» PROBLEM
Return the material word for word. Do not include the pictures.

Extracted data entries:
--- Start ---

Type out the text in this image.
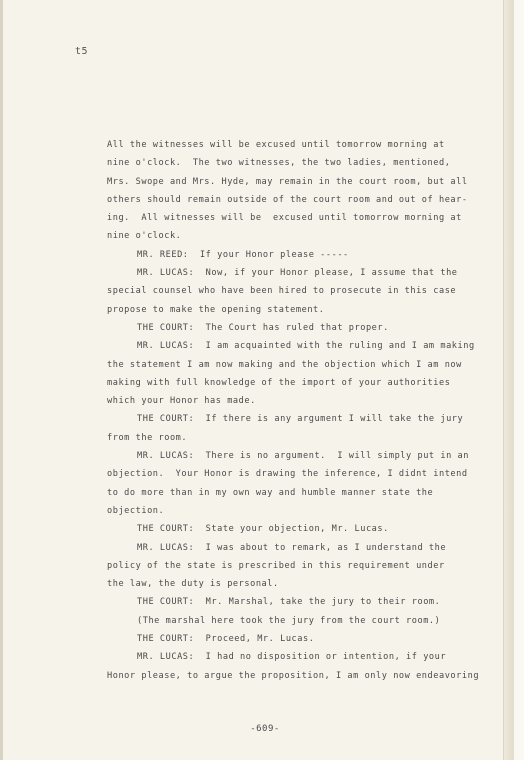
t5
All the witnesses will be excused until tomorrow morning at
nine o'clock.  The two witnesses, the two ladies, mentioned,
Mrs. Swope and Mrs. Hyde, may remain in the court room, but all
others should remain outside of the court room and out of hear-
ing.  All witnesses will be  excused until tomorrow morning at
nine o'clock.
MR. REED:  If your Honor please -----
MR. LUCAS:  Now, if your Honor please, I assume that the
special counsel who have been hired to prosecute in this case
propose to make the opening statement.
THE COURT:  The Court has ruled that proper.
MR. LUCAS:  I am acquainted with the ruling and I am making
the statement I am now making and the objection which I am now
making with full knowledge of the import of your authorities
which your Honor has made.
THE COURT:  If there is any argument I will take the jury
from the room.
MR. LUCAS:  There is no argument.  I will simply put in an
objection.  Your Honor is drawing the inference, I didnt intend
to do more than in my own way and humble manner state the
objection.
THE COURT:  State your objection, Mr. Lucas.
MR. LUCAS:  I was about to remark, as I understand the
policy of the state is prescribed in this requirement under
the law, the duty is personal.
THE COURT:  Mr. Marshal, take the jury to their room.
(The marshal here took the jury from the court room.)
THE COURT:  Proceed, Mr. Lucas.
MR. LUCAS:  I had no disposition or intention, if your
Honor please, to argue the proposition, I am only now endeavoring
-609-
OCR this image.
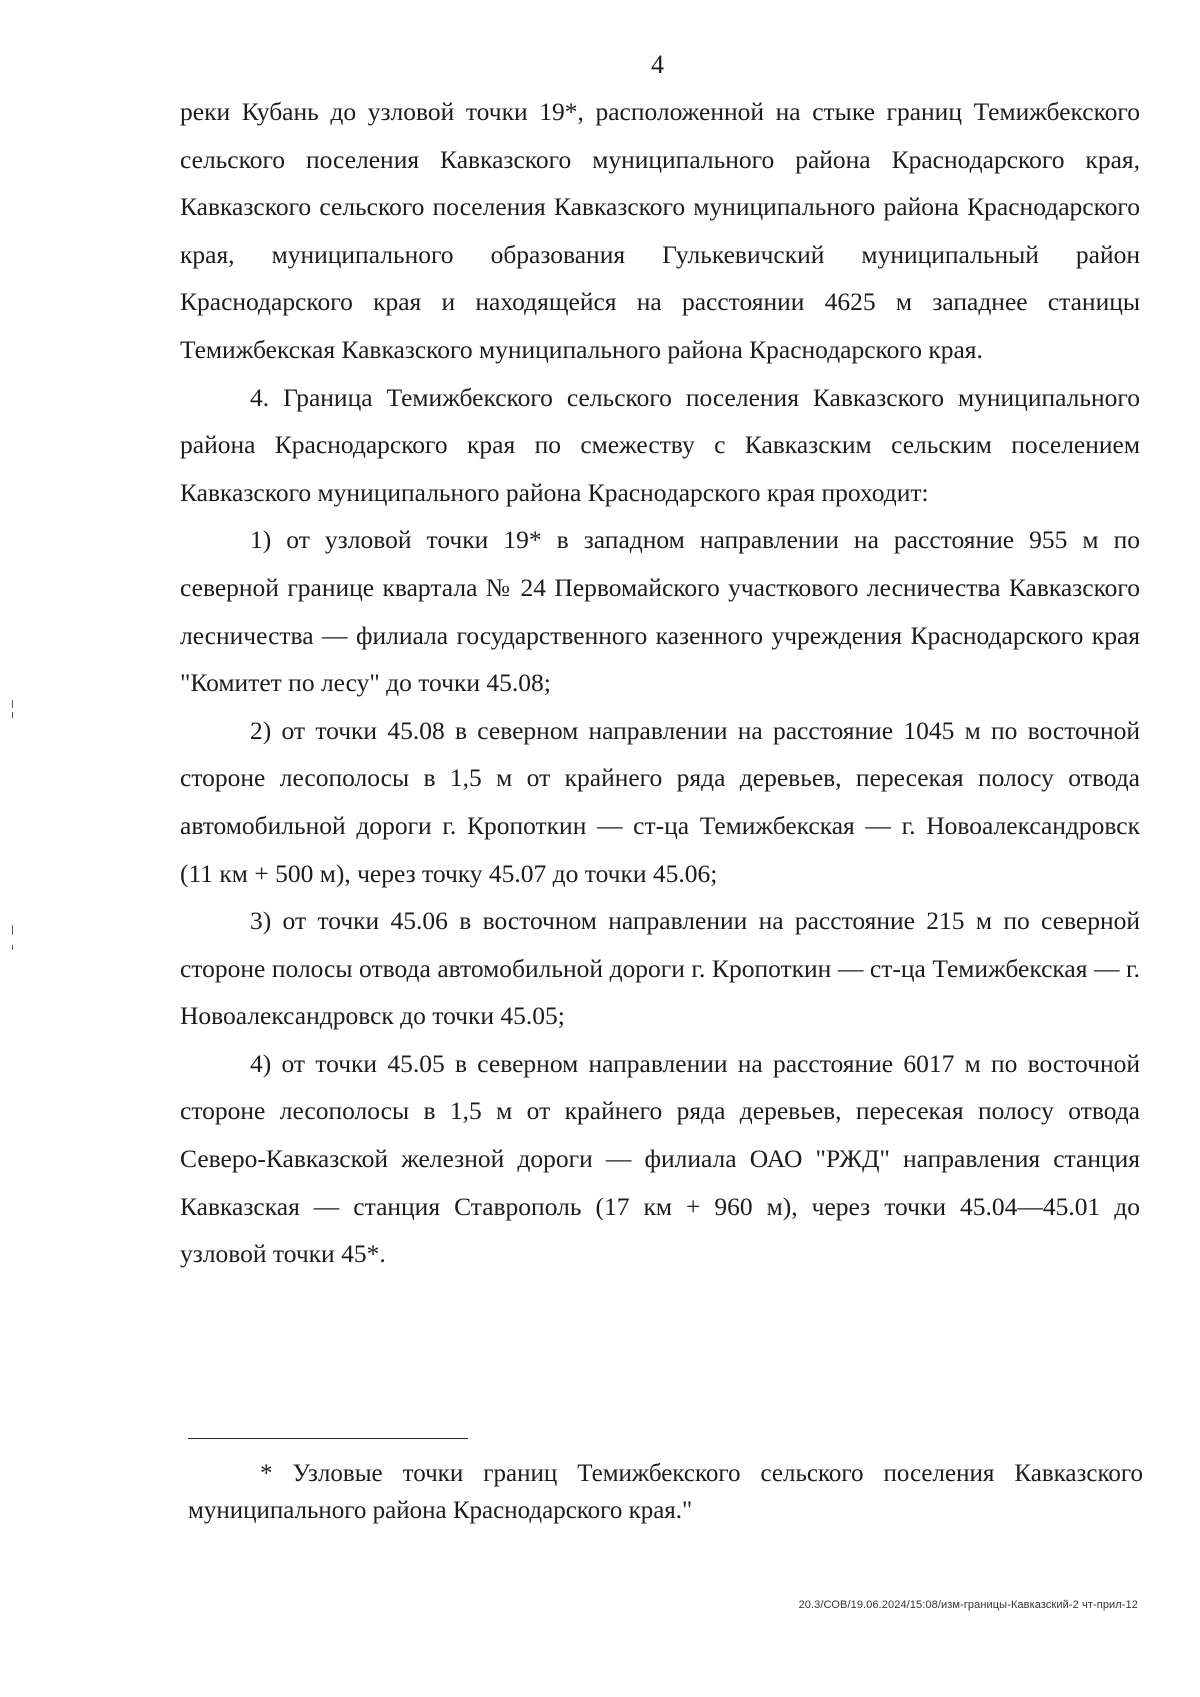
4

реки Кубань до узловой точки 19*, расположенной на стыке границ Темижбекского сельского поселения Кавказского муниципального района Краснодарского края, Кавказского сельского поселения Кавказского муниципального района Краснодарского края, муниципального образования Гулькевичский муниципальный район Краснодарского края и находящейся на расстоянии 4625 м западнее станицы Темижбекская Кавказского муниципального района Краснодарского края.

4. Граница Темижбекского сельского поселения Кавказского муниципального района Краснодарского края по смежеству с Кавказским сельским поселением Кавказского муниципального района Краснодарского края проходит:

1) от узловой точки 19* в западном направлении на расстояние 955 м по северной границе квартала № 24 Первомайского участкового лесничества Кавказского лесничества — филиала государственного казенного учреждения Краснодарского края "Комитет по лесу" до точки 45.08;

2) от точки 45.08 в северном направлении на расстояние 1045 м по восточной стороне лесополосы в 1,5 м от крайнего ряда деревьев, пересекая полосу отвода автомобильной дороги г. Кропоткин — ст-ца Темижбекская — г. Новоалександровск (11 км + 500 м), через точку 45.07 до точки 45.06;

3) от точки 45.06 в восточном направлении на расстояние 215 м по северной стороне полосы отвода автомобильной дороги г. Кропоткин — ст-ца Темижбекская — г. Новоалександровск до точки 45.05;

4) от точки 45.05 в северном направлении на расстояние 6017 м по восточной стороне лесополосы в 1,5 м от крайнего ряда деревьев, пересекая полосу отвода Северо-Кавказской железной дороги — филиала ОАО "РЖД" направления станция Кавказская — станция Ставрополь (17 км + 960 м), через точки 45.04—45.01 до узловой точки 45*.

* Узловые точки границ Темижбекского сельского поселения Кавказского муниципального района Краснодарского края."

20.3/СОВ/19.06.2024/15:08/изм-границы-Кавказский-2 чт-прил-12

--- End ---

» RIGHT ANSWER
Type out the text in this image.
t5
All the witnesses will be excused until tomorrow morning at
nine o'clock.  The two witnesses, the two ladies, mentioned,
Mrs. Swope and Mrs. Hyde, may remain in the court room, but all
others should remain outside of the court room and out of hear-
ing.  All witnesses will be  excused until tomorrow morning at
nine o'clock.
MR. REED:  If your Honor please -----
MR. LUCAS:  Now, if your Honor please, I assume that the
special counsel who have been hired to prosecute in this case
propose to make the opening statement.
THE COURT:  The Court has ruled that proper.
MR. LUCAS:  I am acquainted with the ruling and I am making
the statement I am now making and the objection which I am now
making with full knowledge of the import of your authorities
which your Honor has made.
THE COURT:  If there is any argument I will take the jury
from the room.
MR. LUCAS:  There is no argument.  I will simply put in an
objection.  Your Honor is drawing the inference, I didnt intend
to do more than in my own way and humble manner state the
objection.
THE COURT:  State your objection, Mr. Lucas.
MR. LUCAS:  I was about to remark, as I understand the
policy of the state is prescribed in this requirement under
the law, the duty is personal.
THE COURT:  Mr. Marshal, take the jury to their room.
(The marshal here took the jury from the court room.)
THE COURT:  Proceed, Mr. Lucas.
MR. LUCAS:  I had no disposition or intention, if your
Honor please, to argue the proposition, I am only now endeavoring
-609-
OCR this image.
4

реки Кубань до узловой точки 19*, расположенной на стыке границ Темижбекского сельского поселения Кавказского муниципального района Краснодарского края, Кавказского сельского поселения Кавказского муниципального района Краснодарского края, муниципального образования Гулькевичский муниципальный район Краснодарского края и находящейся на расстоянии 4625 м западнее станицы Темижбекская Кавказского муниципального района Краснодарского края.

4. Граница Темижбекского сельского поселения Кавказского муниципального района Краснодарского края по смежеству с Кавказским сельским поселением Кавказского муниципального района Краснодарского края проходит:

1) от узловой точки 19* в западном направлении на расстояние 955 м по северной границе квартала № 24 Первомайского участкового лесничества Кавказского лесничества — филиала государственного казенного учреждения Краснодарского края "Комитет по лесу" до точки 45.08;

2) от точки 45.08 в северном направлении на расстояние 1045 м по восточной стороне лесополосы в 1,5 м от крайнего ряда деревьев, пересекая полосу отвода автомобильной дороги г. Кропоткин — ст-ца Темижбекская — г. Новоалександровск (11 км + 500 м), через точку 45.07 до точки 45.06;

3) от точки 45.06 в восточном направлении на расстояние 215 м по северной стороне полосы отвода автомобильной дороги г. Кропоткин — ст-ца Темижбекская — г. Новоалександровск до точки 45.05;

4) от точки 45.05 в северном направлении на расстояние 6017 м по восточной стороне лесополосы в 1,5 м от крайнего ряда деревьев, пересекая полосу отвода Северо-Кавказской железной дороги — филиала ОАО "РЖД" направления станция Кавказская — станция Ставрополь (17 км + 960 м), через точки 45.04—45.01 до узловой точки 45*.

* Узловые точки границ Темижбекского сельского поселения Кавказского муниципального района Краснодарского края."

20.3/СОВ/19.06.2024/15:08/изм-границы-Кавказский-2 чт-прил-12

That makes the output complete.